▸ DIRECTIONS
Identify the lines that contain the word "structure", then copy them.

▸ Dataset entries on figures
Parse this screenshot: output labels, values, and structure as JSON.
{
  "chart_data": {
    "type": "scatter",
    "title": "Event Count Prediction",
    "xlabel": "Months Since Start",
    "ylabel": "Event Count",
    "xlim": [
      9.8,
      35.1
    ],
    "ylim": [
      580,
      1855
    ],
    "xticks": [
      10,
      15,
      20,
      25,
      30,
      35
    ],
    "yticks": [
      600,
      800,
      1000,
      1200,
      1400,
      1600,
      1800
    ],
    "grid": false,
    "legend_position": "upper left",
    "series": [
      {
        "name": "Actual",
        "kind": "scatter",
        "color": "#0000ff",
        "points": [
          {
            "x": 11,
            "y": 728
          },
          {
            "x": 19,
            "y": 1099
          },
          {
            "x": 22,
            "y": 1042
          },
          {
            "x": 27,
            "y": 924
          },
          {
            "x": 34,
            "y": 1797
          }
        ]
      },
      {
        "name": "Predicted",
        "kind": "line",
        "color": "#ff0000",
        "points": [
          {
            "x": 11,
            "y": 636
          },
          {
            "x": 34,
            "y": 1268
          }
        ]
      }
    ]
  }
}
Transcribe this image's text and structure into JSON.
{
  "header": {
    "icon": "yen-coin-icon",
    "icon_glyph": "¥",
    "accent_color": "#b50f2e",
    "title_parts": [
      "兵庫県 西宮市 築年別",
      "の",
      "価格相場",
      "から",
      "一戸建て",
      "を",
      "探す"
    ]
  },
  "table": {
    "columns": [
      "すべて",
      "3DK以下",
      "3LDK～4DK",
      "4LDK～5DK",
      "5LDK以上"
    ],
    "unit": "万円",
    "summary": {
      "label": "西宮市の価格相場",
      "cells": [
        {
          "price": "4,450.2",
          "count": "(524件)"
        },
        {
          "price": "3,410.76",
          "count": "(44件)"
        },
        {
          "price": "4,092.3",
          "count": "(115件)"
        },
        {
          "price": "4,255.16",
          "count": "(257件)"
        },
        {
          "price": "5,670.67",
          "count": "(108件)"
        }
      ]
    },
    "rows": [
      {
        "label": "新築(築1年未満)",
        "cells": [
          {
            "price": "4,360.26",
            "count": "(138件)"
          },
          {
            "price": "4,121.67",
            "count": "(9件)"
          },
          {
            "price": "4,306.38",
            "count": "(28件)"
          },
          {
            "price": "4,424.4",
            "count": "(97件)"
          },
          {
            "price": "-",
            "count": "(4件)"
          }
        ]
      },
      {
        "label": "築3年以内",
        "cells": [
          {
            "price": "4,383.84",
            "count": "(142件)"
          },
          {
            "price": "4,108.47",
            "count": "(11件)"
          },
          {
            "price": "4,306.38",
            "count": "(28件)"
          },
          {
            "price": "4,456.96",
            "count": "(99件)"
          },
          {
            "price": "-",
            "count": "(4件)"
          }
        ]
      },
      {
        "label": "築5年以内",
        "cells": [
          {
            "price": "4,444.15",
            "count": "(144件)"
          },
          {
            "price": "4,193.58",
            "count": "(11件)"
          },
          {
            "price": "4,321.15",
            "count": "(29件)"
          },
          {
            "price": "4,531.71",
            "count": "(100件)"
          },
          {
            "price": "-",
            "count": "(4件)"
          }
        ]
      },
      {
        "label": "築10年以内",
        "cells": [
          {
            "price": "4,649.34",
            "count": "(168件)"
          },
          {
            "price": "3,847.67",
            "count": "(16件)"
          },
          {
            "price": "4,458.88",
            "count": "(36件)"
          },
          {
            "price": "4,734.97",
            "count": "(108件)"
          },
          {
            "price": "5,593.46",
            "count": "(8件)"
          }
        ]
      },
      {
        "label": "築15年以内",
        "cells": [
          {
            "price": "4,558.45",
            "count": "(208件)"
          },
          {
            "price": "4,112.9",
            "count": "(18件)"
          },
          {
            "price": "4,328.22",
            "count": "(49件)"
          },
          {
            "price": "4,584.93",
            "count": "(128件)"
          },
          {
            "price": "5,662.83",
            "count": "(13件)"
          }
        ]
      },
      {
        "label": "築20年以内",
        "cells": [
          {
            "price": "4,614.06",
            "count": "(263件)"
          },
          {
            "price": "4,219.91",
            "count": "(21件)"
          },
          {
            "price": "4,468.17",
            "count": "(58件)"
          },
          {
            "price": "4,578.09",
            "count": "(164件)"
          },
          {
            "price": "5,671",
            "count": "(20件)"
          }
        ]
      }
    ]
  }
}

▸ RESULT OF THE EXERCISE
Parse this screenshot: output labels, values, and structure as JSON.
Transcribe this image's text and structure into JSON.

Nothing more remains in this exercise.